# THE REQUEST:
Skip the images and return the records below exactly.

# INPUT:

____

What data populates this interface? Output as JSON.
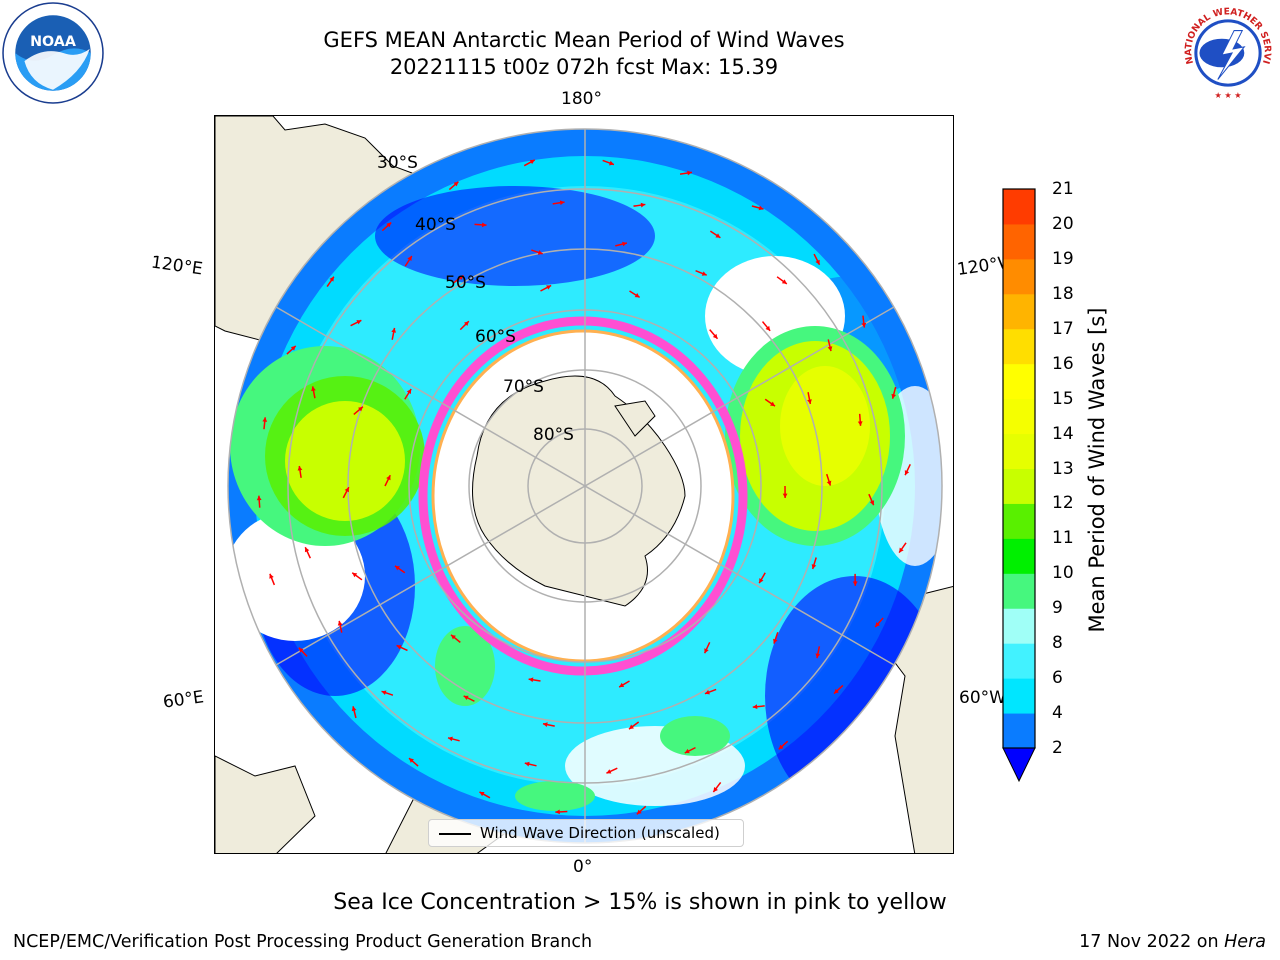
{
  "title": {
    "line1": "GEFS MEAN Antarctic Mean Period of Wind Waves",
    "line2": "20221115 t00z 072h fcst   Max: 15.39"
  },
  "logos": {
    "left": "noaa-logo",
    "right": "nws-logo"
  },
  "map": {
    "projection": "south-polar-stereographic",
    "longitude_labels": {
      "top": "180°",
      "bottom": "0°",
      "upper_left": "120°E",
      "upper_right": "120°W",
      "lower_left": "60°E",
      "lower_right": "60°W"
    },
    "latitude_labels": [
      "30°S",
      "40°S",
      "50°S",
      "60°S",
      "70°S",
      "80°S"
    ],
    "legend": "Wind Wave Direction (unscaled)",
    "land_color": "#efecdc",
    "arrow_color": "#ff0000",
    "grid_color": "#b0b0b0"
  },
  "colorbar": {
    "label": "Mean Period of Wind Waves [s]",
    "ticks": [
      "2",
      "4",
      "6",
      "8",
      "9",
      "10",
      "11",
      "12",
      "13",
      "14",
      "15",
      "16",
      "17",
      "18",
      "19",
      "20",
      "21"
    ],
    "colors": [
      "#0a7cff",
      "#00e6ff",
      "#42f2ff",
      "#a0fff7",
      "#46f77e",
      "#00f000",
      "#59f000",
      "#c8ff00",
      "#e6ff00",
      "#f5ff00",
      "#ffff00",
      "#ffde00",
      "#ffb400",
      "#ff8c00",
      "#ff6400",
      "#ff3c00",
      "#ff0000"
    ],
    "extend_color": "#0000ff"
  },
  "notes": {
    "sea_ice": "Sea Ice Concentration > 15% is shown in pink to yellow"
  },
  "footer": {
    "left": "NCEP/EMC/Verification Post Processing Product Generation Branch",
    "right_date": "17 Nov 2022 on ",
    "right_machine": "Hera"
  }
}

____

# SOLUTION TO THIS TASK:
What data populates this interface? Output as JSON.
{
  "title": {
    "line1": "GEFS MEAN Antarctic Mean Period of Wind Waves",
    "line2": "20221115 t00z 072h fcst   Max: 15.39"
  },
  "logos": {
    "left": "noaa-logo",
    "right": "nws-logo"
  },
  "map": {
    "projection": "south-polar-stereographic",
    "longitude_labels": {
      "top": "180°",
      "bottom": "0°",
      "upper_left": "120°E",
      "upper_right": "120°W",
      "lower_left": "60°E",
      "lower_right": "60°W"
    },
    "latitude_labels": [
      "30°S",
      "40°S",
      "50°S",
      "60°S",
      "70°S",
      "80°S"
    ],
    "legend": "Wind Wave Direction (unscaled)",
    "land_color": "#efecdc",
    "arrow_color": "#ff0000",
    "grid_color": "#b0b0b0"
  },
  "colorbar": {
    "label": "Mean Period of Wind Waves [s]",
    "ticks": [
      "2",
      "4",
      "6",
      "8",
      "9",
      "10",
      "11",
      "12",
      "13",
      "14",
      "15",
      "16",
      "17",
      "18",
      "19",
      "20",
      "21"
    ],
    "colors": [
      "#0a7cff",
      "#00e6ff",
      "#42f2ff",
      "#a0fff7",
      "#46f77e",
      "#00f000",
      "#59f000",
      "#c8ff00",
      "#e6ff00",
      "#f5ff00",
      "#ffff00",
      "#ffde00",
      "#ffb400",
      "#ff8c00",
      "#ff6400",
      "#ff3c00",
      "#ff0000"
    ],
    "extend_color": "#0000ff"
  },
  "notes": {
    "sea_ice": "Sea Ice Concentration > 15% is shown in pink to yellow"
  },
  "footer": {
    "left": "NCEP/EMC/Verification Post Processing Product Generation Branch",
    "right_date": "17 Nov 2022 on ",
    "right_machine": "Hera"
  }
}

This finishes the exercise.